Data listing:
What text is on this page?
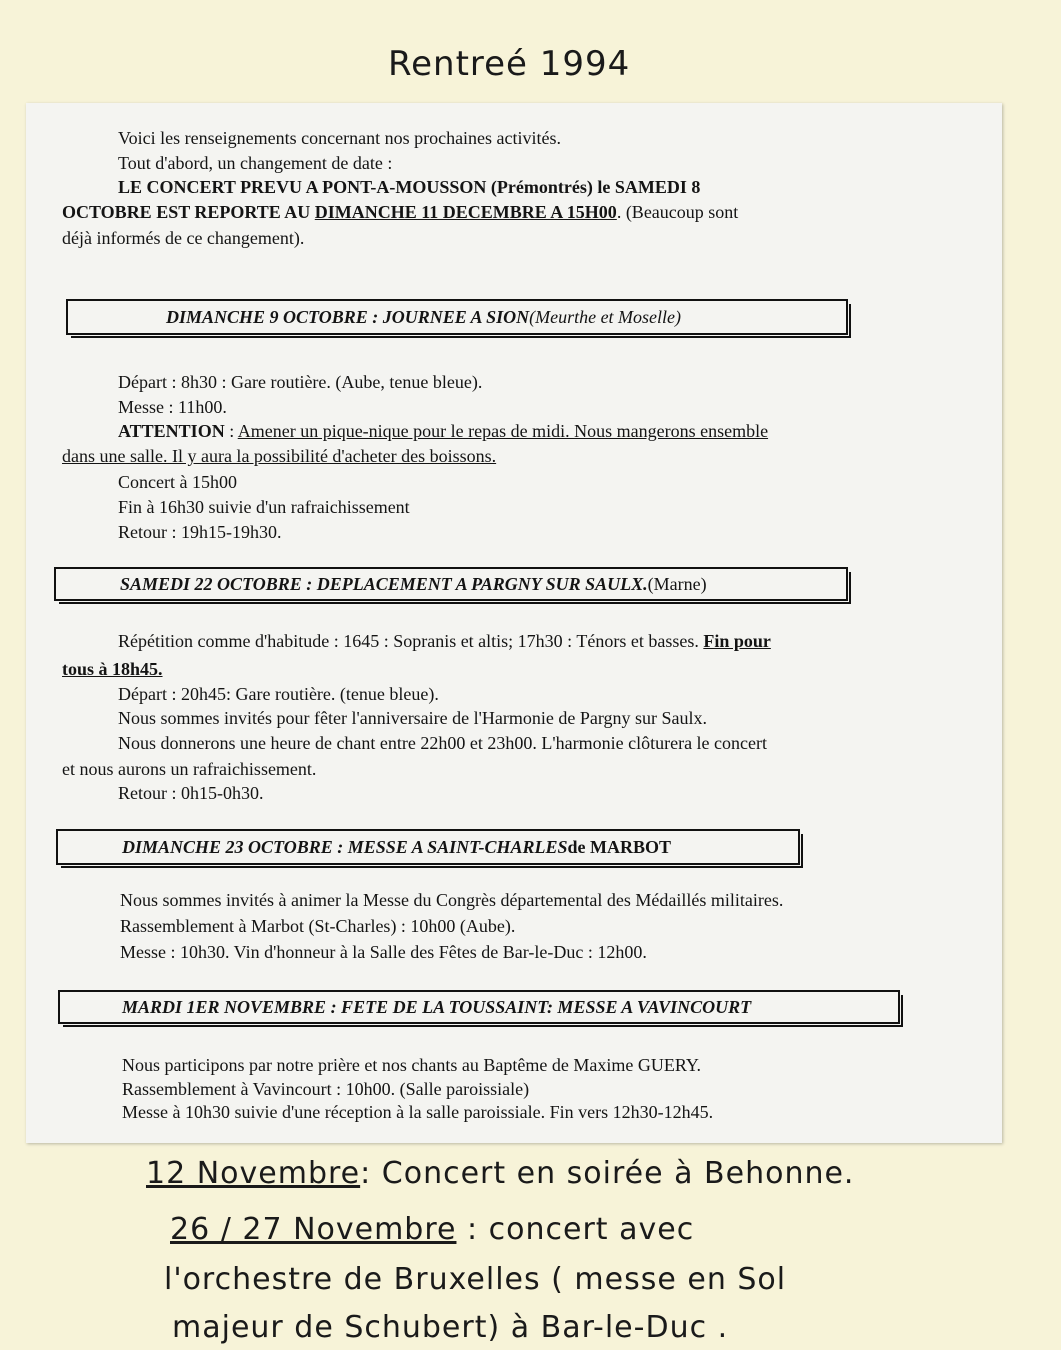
Rentreé 1994

Voici les renseignements concernant nos prochaines activités.

Tout d'abord, un changement de date :

LE CONCERT PREVU A PONT-A-MOUSSON (Prémontrés) le SAMEDI 8

OCTOBRE EST REPORTE AU DIMANCHE 11 DECEMBRE A 15H00. (Beaucoup sont

déjà informés de ce changement).

DIMANCHE 9 OCTOBRE : JOURNEE A SION (Meurthe et Moselle)

Départ : 8h30 : Gare routière. (Aube, tenue bleue).

Messe : 11h00.

ATTENTION : Amener un pique-nique pour le repas de midi. Nous mangerons ensemble

dans une salle. Il y aura la possibilité d'acheter des boissons.

Concert à 15h00

Fin à 16h30 suivie d'un rafraichissement

Retour : 19h15-19h30.

SAMEDI 22 OCTOBRE : DEPLACEMENT A PARGNY SUR SAULX. (Marne)

Répétition comme d'habitude : 1645 : Sopranis et altis; 17h30 : Ténors et basses. Fin pour

tous à 18h45.

Départ : 20h45: Gare routière. (tenue bleue).

Nous sommes invités pour fêter l'anniversaire de l'Harmonie de Pargny sur Saulx.

Nous donnerons une heure de chant entre 22h00 et 23h00. L'harmonie clôturera le concert

et nous aurons un rafraichissement.

Retour : 0h15-0h30.

DIMANCHE 23 OCTOBRE : MESSE A SAINT-CHARLES de MARBOT

Nous sommes invités à animer la Messe du Congrès départemental des Médaillés militaires.

Rassemblement à Marbot (St-Charles) : 10h00 (Aube).

Messe : 10h30. Vin d'honneur à la Salle des Fêtes de Bar-le-Duc : 12h00.

MARDI 1ER NOVEMBRE : FETE DE LA TOUSSAINT: MESSE A VAVINCOURT

Nous participons par notre prière et nos chants au Baptême de Maxime GUERY.

Rassemblement à Vavincourt : 10h00. (Salle paroissiale)

Messe à 10h30 suivie d'une réception à la salle paroissiale. Fin vers 12h30-12h45.

12 Novembre: Concert en soirée à Behonne.

26 / 27 Novembre : concert avec

l'orchestre de Bruxelles ( messe en Sol

majeur de Schubert) à Bar-le-Duc .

▶ Problem
Return each line among the entries that holds the word "suivie".

▶ Response
Fin à 16h30 suivie d'un rafraichissement
Messe à 10h30 suivie d'une réception à la salle paroissiale. Fin vers 12h30-12h45.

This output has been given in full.